Reproduce every entry below verbatim, keeping each line unchanged and in its original order.
Start of Data section
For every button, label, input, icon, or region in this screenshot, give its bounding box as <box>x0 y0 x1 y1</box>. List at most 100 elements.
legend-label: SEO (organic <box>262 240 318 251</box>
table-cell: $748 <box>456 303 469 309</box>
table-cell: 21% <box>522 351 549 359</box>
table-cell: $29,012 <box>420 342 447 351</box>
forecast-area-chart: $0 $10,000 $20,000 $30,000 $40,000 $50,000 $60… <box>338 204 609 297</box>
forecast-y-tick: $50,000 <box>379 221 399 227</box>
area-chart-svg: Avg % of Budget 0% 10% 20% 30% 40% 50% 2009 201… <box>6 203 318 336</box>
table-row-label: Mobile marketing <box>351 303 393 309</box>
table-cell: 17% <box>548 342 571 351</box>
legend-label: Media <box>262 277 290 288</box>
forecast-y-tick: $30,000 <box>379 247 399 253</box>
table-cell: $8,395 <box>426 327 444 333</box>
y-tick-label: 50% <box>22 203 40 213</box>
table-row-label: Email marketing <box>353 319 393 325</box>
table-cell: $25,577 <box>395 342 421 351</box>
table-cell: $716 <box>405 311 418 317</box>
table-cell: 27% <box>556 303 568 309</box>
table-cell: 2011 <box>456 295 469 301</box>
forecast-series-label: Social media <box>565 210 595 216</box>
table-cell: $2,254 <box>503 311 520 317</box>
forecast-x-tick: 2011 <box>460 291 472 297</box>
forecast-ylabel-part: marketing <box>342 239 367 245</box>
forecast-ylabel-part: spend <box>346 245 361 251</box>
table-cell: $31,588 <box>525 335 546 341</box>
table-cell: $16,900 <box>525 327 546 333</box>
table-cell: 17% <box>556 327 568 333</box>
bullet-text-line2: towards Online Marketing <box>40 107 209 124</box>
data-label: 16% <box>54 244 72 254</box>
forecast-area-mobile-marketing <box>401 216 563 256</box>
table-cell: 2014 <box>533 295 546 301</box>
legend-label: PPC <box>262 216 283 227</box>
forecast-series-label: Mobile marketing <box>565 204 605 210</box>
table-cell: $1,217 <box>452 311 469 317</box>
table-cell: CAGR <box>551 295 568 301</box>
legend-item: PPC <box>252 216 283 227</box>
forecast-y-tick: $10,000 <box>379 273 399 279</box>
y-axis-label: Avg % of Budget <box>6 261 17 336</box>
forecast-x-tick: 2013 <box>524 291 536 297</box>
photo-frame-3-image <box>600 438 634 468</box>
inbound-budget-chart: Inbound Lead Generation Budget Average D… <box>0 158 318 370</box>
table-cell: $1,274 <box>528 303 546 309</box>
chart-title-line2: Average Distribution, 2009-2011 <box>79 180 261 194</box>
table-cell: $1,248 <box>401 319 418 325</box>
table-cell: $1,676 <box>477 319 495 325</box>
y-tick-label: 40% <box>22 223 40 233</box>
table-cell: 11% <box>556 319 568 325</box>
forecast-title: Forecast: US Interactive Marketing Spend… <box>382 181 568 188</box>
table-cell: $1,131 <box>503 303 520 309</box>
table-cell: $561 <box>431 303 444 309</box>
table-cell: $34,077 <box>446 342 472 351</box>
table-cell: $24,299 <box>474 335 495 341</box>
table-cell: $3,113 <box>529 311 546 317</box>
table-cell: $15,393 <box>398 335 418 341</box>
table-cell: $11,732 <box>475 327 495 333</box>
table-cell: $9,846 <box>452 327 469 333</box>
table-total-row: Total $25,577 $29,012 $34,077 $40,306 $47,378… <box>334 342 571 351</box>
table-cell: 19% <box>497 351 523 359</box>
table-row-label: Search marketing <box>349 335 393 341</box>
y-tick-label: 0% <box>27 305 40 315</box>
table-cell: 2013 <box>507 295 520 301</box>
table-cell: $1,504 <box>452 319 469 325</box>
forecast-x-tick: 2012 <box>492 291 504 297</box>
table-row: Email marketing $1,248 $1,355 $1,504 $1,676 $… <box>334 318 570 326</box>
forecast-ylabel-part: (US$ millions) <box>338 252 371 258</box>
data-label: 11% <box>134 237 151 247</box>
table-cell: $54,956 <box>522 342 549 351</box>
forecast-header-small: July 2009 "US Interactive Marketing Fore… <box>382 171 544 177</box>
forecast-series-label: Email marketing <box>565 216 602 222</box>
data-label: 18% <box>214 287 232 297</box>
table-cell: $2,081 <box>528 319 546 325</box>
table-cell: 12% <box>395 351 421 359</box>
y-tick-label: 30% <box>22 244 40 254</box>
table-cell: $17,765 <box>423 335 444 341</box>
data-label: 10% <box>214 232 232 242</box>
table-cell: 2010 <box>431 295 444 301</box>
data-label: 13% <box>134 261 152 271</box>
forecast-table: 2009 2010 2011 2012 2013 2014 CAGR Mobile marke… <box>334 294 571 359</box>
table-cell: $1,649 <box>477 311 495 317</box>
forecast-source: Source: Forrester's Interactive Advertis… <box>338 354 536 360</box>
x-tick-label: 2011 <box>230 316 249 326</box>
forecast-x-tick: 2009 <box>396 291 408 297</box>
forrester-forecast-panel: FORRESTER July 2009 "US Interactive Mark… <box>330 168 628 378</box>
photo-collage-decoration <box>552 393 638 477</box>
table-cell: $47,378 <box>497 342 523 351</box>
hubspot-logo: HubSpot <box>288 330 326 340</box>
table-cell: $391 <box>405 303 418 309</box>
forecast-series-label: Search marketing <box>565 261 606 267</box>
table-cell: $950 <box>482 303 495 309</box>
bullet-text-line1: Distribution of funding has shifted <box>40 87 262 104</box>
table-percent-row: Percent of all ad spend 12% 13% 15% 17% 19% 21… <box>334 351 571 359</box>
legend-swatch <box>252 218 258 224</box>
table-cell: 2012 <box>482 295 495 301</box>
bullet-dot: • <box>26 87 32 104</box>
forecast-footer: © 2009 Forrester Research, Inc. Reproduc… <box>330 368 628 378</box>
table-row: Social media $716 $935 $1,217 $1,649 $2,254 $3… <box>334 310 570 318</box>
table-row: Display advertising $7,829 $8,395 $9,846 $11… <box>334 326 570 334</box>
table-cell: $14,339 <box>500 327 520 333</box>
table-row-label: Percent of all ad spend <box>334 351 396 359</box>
End of Data section
• _Task output_
For every button, label, input, icon, or region in this screenshot, give its bounding box as <box>x0 y0 x1 y1</box>. List at most 100 elements.
legend-label: SEO (organic <box>262 240 318 251</box>
table-cell: $748 <box>456 303 469 309</box>
table-cell: 21% <box>522 351 549 359</box>
table-cell: $29,012 <box>420 342 447 351</box>
forecast-area-chart: $0 $10,000 $20,000 $30,000 $40,000 $50,000 $60… <box>338 204 609 297</box>
forecast-y-tick: $50,000 <box>379 221 399 227</box>
area-chart-svg: Avg % of Budget 0% 10% 20% 30% 40% 50% 2009 201… <box>6 203 318 336</box>
table-row-label: Mobile marketing <box>351 303 393 309</box>
table-cell: 17% <box>548 342 571 351</box>
legend-label: Media <box>262 277 290 288</box>
forecast-y-tick: $30,000 <box>379 247 399 253</box>
table-cell: $8,395 <box>426 327 444 333</box>
y-tick-label: 50% <box>22 203 40 213</box>
table-row-label: Email marketing <box>353 319 393 325</box>
table-cell: $25,577 <box>395 342 421 351</box>
table-cell: $716 <box>405 311 418 317</box>
table-cell: 27% <box>556 303 568 309</box>
table-cell: 2011 <box>456 295 469 301</box>
forecast-series-label: Social media <box>565 210 595 216</box>
table-cell: $2,254 <box>503 311 520 317</box>
forecast-x-tick: 2011 <box>460 291 472 297</box>
forecast-ylabel-part: marketing <box>342 239 367 245</box>
forecast-ylabel-part: spend <box>346 245 361 251</box>
table-cell: $31,588 <box>525 335 546 341</box>
table-cell: $16,900 <box>525 327 546 333</box>
table-cell: 17% <box>556 327 568 333</box>
bullet-text-line2: towards Online Marketing <box>40 107 209 124</box>
data-label: 16% <box>54 244 72 254</box>
forecast-area-mobile-marketing <box>401 216 563 256</box>
table-cell: 2014 <box>533 295 546 301</box>
legend-label: PPC <box>262 216 283 227</box>
forecast-series-label: Mobile marketing <box>565 204 605 210</box>
table-cell: $1,217 <box>452 311 469 317</box>
table-cell: CAGR <box>551 295 568 301</box>
legend-item: PPC <box>252 216 283 227</box>
forecast-y-tick: $10,000 <box>379 273 399 279</box>
y-axis-label: Avg % of Budget <box>6 261 17 336</box>
forecast-x-tick: 2013 <box>524 291 536 297</box>
photo-frame-3-image <box>600 438 634 468</box>
inbound-budget-chart: Inbound Lead Generation Budget Average D… <box>0 158 318 370</box>
table-cell: $1,274 <box>528 303 546 309</box>
chart-title-line2: Average Distribution, 2009-2011 <box>79 180 261 194</box>
table-cell: $1,248 <box>401 319 418 325</box>
table-cell: $1,676 <box>477 319 495 325</box>
y-tick-label: 40% <box>22 223 40 233</box>
table-cell: 11% <box>556 319 568 325</box>
forecast-title: Forecast: US Interactive Marketing Spend… <box>382 181 568 188</box>
table-cell: $1,131 <box>503 303 520 309</box>
table-cell: $561 <box>431 303 444 309</box>
table-cell: $34,077 <box>446 342 472 351</box>
table-cell: $24,299 <box>474 335 495 341</box>
table-cell: $3,113 <box>529 311 546 317</box>
table-cell: $15,393 <box>398 335 418 341</box>
table-cell: $11,732 <box>475 327 495 333</box>
table-cell: $9,846 <box>452 327 469 333</box>
table-total-row: Total $25,577 $29,012 $34,077 $40,306 $47,378… <box>334 342 571 351</box>
table-cell: 19% <box>497 351 523 359</box>
table-row-label: Search marketing <box>349 335 393 341</box>
y-tick-label: 0% <box>27 305 40 315</box>
table-cell: 2013 <box>507 295 520 301</box>
table-cell: $1,504 <box>452 319 469 325</box>
forecast-x-tick: 2012 <box>492 291 504 297</box>
table-row: Email marketing $1,248 $1,355 $1,504 $1,676 $… <box>334 318 570 326</box>
forecast-ylabel-part: (US$ millions) <box>338 252 371 258</box>
data-label: 11% <box>134 237 151 247</box>
table-cell: $54,956 <box>522 342 549 351</box>
forecast-header-small: July 2009 "US Interactive Marketing Fore… <box>382 171 544 177</box>
forecast-series-label: Email marketing <box>565 216 602 222</box>
data-label: 18% <box>214 287 232 297</box>
table-cell: $2,081 <box>528 319 546 325</box>
table-cell: 12% <box>395 351 421 359</box>
y-tick-label: 30% <box>22 244 40 254</box>
table-cell: $17,765 <box>423 335 444 341</box>
data-label: 10% <box>214 232 232 242</box>
table-cell: 2010 <box>431 295 444 301</box>
data-label: 13% <box>134 261 152 271</box>
forecast-table: 2009 2010 2011 2012 2013 2014 CAGR Mobile marke… <box>334 294 571 359</box>
table-cell: $1,649 <box>477 311 495 317</box>
forecast-source: Source: Forrester's Interactive Advertis… <box>338 354 536 360</box>
x-tick-label: 2011 <box>230 316 249 326</box>
forecast-x-tick: 2009 <box>396 291 408 297</box>
forrester-forecast-panel: FORRESTER July 2009 "US Interactive Mark… <box>330 168 628 378</box>
photo-collage-decoration <box>552 393 638 477</box>
table-cell: $47,378 <box>497 342 523 351</box>
hubspot-logo: HubSpot <box>288 330 326 340</box>
table-cell: $391 <box>405 303 418 309</box>
forecast-series-label: Search marketing <box>565 261 606 267</box>
table-cell: $950 <box>482 303 495 309</box>
bullet-text-line1: Distribution of funding has shifted <box>40 87 262 104</box>
table-percent-row: Percent of all ad spend 12% 13% 15% 17% 19% 21… <box>334 351 571 359</box>
legend-swatch <box>252 218 258 224</box>
table-cell: 2012 <box>482 295 495 301</box>
bullet-dot: • <box>26 87 32 104</box>
forecast-footer: © 2009 Forrester Research, Inc. Reproduc… <box>330 368 628 378</box>
table-row: Social media $716 $935 $1,217 $1,649 $2,254 $3… <box>334 310 570 318</box>
table-row: Display advertising $7,829 $8,395 $9,846 $11… <box>334 326 570 334</box>
table-cell: $14,339 <box>500 327 520 333</box>
table-row-label: Percent of all ad spend <box>334 351 396 359</box>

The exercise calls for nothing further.